[Work instruction]:
Produce the full set of records below once more, exactly as they stand.

[Data provided]:
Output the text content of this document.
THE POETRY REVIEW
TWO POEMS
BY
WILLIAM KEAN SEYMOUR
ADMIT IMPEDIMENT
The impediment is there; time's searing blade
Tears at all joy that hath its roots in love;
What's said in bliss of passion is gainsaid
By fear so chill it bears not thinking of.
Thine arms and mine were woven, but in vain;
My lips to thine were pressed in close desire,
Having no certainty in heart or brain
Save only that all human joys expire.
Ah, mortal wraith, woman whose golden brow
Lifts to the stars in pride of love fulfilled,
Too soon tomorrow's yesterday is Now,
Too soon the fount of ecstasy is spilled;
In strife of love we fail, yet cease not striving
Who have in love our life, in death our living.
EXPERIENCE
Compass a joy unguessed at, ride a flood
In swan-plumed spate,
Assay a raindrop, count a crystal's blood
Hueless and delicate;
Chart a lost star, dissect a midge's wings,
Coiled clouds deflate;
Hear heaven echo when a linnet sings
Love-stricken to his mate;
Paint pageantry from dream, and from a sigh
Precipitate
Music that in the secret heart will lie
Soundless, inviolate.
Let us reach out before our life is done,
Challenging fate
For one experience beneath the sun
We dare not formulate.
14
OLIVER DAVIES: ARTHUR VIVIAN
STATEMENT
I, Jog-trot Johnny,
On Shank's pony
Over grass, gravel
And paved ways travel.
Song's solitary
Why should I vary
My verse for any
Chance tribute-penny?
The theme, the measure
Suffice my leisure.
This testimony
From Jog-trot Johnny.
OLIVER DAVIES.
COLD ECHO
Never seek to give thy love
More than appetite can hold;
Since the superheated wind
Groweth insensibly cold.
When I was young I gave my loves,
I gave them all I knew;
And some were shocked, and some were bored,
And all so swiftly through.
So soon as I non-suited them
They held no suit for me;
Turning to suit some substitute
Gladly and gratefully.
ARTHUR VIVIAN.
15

[Result]:
Output the text content of this document.
THE POETRY REVIEW
TWO POEMS
BY
WILLIAM KEAN SEYMOUR
ADMIT IMPEDIMENT
The impediment is there; time's searing blade
Tears at all joy that hath its roots in love;
What's said in bliss of passion is gainsaid
By fear so chill it bears not thinking of.
Thine arms and mine were woven, but in vain;
My lips to thine were pressed in close desire,
Having no certainty in heart or brain
Save only that all human joys expire.
Ah, mortal wraith, woman whose golden brow
Lifts to the stars in pride of love fulfilled,
Too soon tomorrow's yesterday is Now,
Too soon the fount of ecstasy is spilled;
In strife of love we fail, yet cease not striving
Who have in love our life, in death our living.
EXPERIENCE
Compass a joy unguessed at, ride a flood
In swan-plumed spate,
Assay a raindrop, count a crystal's blood
Hueless and delicate;
Chart a lost star, dissect a midge's wings,
Coiled clouds deflate;
Hear heaven echo when a linnet sings
Love-stricken to his mate;
Paint pageantry from dream, and from a sigh
Precipitate
Music that in the secret heart will lie
Soundless, inviolate.
Let us reach out before our life is done,
Challenging fate
For one experience beneath the sun
We dare not formulate.
14
OLIVER DAVIES: ARTHUR VIVIAN
STATEMENT
I, Jog-trot Johnny,
On Shank's pony
Over grass, gravel
And paved ways travel.
Song's solitary
Why should I vary
My verse for any
Chance tribute-penny?
The theme, the measure
Suffice my leisure.
This testimony
From Jog-trot Johnny.
OLIVER DAVIES.
COLD ECHO
Never seek to give thy love
More than appetite can hold;
Since the superheated wind
Groweth insensibly cold.
When I was young I gave my loves,
I gave them all I knew;
And some were shocked, and some were bored,
And all so swiftly through.
So soon as I non-suited them
They held no suit for me;
Turning to suit some substitute
Gladly and gratefully.
ARTHUR VIVIAN.
15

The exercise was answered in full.